### ITEMS ###

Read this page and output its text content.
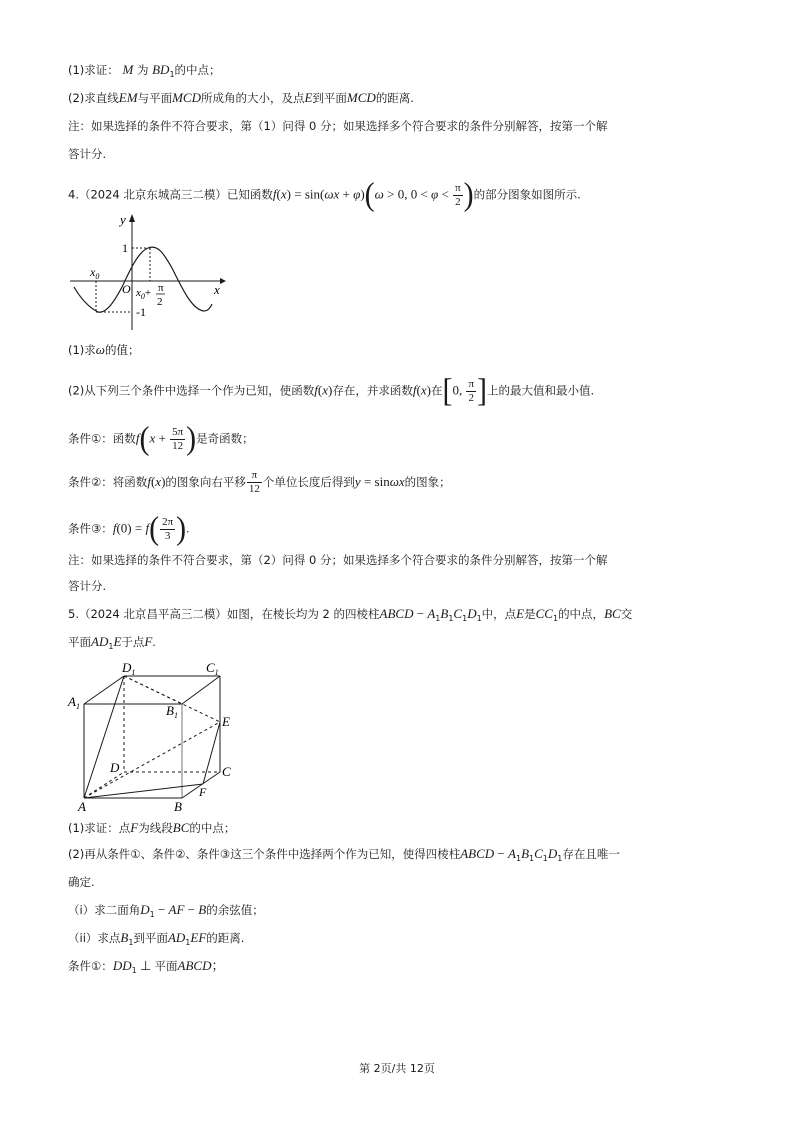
(1)求证： M 为 $BD_1$的中点；
(2)求直线EM与平面MCD所成角的大小，及点E到平面MCD的距离.
注：如果选择的条件不符合要求，第（1）问得 0 分；如果选择多个符合要求的条件分别解答，按第一个解
答计分.
4.（2024 北京东城高三二模）已知函数f(x) = sin(ωx + φ)(ω > 0, $0 < \varphi < \frac{\pi}{2}$ )的部分图象如图所示.
y
x
O
1
-1
$x_0$
$x_0+ \pi$
2
(1)求ω的值；
(2)从下列三个条件中选择一个作为已知，使函数f(x)存在，并求函数f(x)在[0, $\frac{\pi}{2}$ ]上的最大值和最小值.
条件①：函数$f(x + \frac{5\pi}{12}$ )是奇函数；
条件②：将函数f(x)的图象向右平移 $\frac{\pi}{12}$ 个单位长度后得到y = sinωx的图象；
条件③：$f(0) = f( \frac{2\pi}{3}$ ).
注：如果选择的条件不符合要求，第（2）问得 0 分；如果选择多个符合要求的条件分别解答，按第一个解
答计分.
5.（2024 北京昌平高三二模）如图，在棱长均为 2 的四棱柱ABCD − $A_1B_1C_1D_1$中，点E是$CC_1$的中点，BC交
平面$AD_1E$于点F.
$D_1$	$C_1$
$A_1$	$B_1$	E
D	C
A	B
F
(1)求证：点F为线段BC的中点；
(2)再从条件①、条件②、条件③这三个条件中选择两个作为已知，使得四棱柱ABCD − $A_1B_1C_1D_1$存在且唯一
确定.
（i）求二面角$D_1$ − AF − B的余弦值；
（ii）求点$B_1$到平面$AD_1EF$的距离.
条件①：$DD_1$ ⊥ 平面ABCD；
第 2页/共 12页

###

Without the images, write out each line of the data verbatim.

■ RESPONSE
Read this page and output its text content.
(1)求证： M 为 $BD_1$的中点；
(2)求直线EM与平面MCD所成角的大小，及点E到平面MCD的距离.
注：如果选择的条件不符合要求，第（1）问得 0 分；如果选择多个符合要求的条件分别解答，按第一个解
答计分.
4.（2024 北京东城高三二模）已知函数f(x) = sin(ωx + φ)(ω > 0, $0 < \varphi < \frac{\pi}{2}$ )的部分图象如图所示.
y
x
O
1
-1
$x_0$
$x_0+ \pi$
2
(1)求ω的值；
(2)从下列三个条件中选择一个作为已知，使函数f(x)存在，并求函数f(x)在[0, $\frac{\pi}{2}$ ]上的最大值和最小值.
条件①：函数$f(x + \frac{5\pi}{12}$ )是奇函数；
条件②：将函数f(x)的图象向右平移 $\frac{\pi}{12}$ 个单位长度后得到y = sinωx的图象；
条件③：$f(0) = f( \frac{2\pi}{3}$ ).
注：如果选择的条件不符合要求，第（2）问得 0 分；如果选择多个符合要求的条件分别解答，按第一个解
答计分.
5.（2024 北京昌平高三二模）如图，在棱长均为 2 的四棱柱ABCD − $A_1B_1C_1D_1$中，点E是$CC_1$的中点，BC交
平面$AD_1E$于点F.
$D_1$	$C_1$
$A_1$	$B_1$	E
D	C
A	B
F
(1)求证：点F为线段BC的中点；
(2)再从条件①、条件②、条件③这三个条件中选择两个作为已知，使得四棱柱ABCD − $A_1B_1C_1D_1$存在且唯一
确定.
（i）求二面角$D_1$ − AF − B的余弦值；
（ii）求点$B_1$到平面$AD_1EF$的距离.
条件①：$DD_1$ ⊥ 平面ABCD；
第 2页/共 12页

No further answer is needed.